[Task description]:
Copy every line of the data in which the word "http" occurs.
(begin)
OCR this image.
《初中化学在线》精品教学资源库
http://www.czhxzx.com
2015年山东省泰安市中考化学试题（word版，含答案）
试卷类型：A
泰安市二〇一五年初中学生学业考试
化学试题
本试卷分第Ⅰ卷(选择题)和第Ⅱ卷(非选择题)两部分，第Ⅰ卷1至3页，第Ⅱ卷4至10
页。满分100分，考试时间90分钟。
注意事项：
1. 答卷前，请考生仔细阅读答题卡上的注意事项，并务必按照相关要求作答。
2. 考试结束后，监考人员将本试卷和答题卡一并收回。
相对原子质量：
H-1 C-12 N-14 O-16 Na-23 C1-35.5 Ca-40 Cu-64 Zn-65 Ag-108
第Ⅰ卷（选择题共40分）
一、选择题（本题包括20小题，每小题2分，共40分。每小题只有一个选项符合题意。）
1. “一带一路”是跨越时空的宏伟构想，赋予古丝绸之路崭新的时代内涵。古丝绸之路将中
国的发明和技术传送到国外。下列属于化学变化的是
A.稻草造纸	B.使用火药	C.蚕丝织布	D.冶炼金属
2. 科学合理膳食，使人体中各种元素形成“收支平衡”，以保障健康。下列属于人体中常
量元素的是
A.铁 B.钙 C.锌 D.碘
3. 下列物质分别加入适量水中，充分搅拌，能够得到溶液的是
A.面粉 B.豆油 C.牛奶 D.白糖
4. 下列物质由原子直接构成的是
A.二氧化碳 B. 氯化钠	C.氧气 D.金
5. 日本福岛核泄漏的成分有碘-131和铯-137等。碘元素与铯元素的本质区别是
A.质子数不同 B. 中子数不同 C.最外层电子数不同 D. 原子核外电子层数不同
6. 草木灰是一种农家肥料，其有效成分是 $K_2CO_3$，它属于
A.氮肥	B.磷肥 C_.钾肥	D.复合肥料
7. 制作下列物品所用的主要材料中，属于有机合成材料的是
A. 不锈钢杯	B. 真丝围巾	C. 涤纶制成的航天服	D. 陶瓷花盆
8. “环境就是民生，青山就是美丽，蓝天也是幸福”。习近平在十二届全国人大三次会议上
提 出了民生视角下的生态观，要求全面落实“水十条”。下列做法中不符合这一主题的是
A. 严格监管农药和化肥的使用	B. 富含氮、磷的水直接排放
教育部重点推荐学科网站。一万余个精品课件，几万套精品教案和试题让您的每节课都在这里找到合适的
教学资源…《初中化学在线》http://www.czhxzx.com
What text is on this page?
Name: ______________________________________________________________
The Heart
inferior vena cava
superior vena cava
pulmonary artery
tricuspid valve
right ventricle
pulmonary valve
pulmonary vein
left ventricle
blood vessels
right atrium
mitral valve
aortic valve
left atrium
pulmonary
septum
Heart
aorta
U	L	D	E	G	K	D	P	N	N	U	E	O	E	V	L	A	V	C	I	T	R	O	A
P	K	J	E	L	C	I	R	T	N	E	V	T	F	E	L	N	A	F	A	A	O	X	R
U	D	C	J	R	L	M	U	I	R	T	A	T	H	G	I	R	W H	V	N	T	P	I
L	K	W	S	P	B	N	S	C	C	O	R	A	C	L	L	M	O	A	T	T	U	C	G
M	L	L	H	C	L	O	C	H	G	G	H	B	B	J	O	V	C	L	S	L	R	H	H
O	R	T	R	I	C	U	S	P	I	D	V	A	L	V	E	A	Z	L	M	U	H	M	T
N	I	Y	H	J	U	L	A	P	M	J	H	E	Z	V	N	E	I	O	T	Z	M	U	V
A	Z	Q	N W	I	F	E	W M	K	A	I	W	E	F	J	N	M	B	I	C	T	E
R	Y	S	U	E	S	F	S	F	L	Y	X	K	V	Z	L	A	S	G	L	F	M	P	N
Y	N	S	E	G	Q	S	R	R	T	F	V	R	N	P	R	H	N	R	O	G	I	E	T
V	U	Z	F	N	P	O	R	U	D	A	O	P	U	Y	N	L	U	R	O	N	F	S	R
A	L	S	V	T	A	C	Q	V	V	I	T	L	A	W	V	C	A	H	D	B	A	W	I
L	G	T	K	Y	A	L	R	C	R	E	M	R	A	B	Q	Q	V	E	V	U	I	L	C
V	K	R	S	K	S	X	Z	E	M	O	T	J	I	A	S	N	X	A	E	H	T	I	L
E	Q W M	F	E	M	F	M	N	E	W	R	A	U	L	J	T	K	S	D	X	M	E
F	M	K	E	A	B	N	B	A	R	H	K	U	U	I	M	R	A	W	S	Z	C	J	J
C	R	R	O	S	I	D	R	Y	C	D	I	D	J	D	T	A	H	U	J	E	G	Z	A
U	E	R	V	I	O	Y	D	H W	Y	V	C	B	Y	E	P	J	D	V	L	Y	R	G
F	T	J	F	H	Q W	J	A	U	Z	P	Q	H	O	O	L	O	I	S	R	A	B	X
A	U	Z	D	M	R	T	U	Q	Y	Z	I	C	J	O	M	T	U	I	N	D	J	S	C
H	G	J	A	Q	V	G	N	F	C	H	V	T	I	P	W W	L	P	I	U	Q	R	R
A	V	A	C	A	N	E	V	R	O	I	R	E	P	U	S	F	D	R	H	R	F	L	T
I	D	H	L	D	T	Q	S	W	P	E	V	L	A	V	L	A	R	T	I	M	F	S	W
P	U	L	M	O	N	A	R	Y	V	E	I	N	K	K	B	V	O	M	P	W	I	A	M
(end)
[The solution]:
http://www.czhxzx.com
教学资源…《初中化学在线》http://www.czhxzx.com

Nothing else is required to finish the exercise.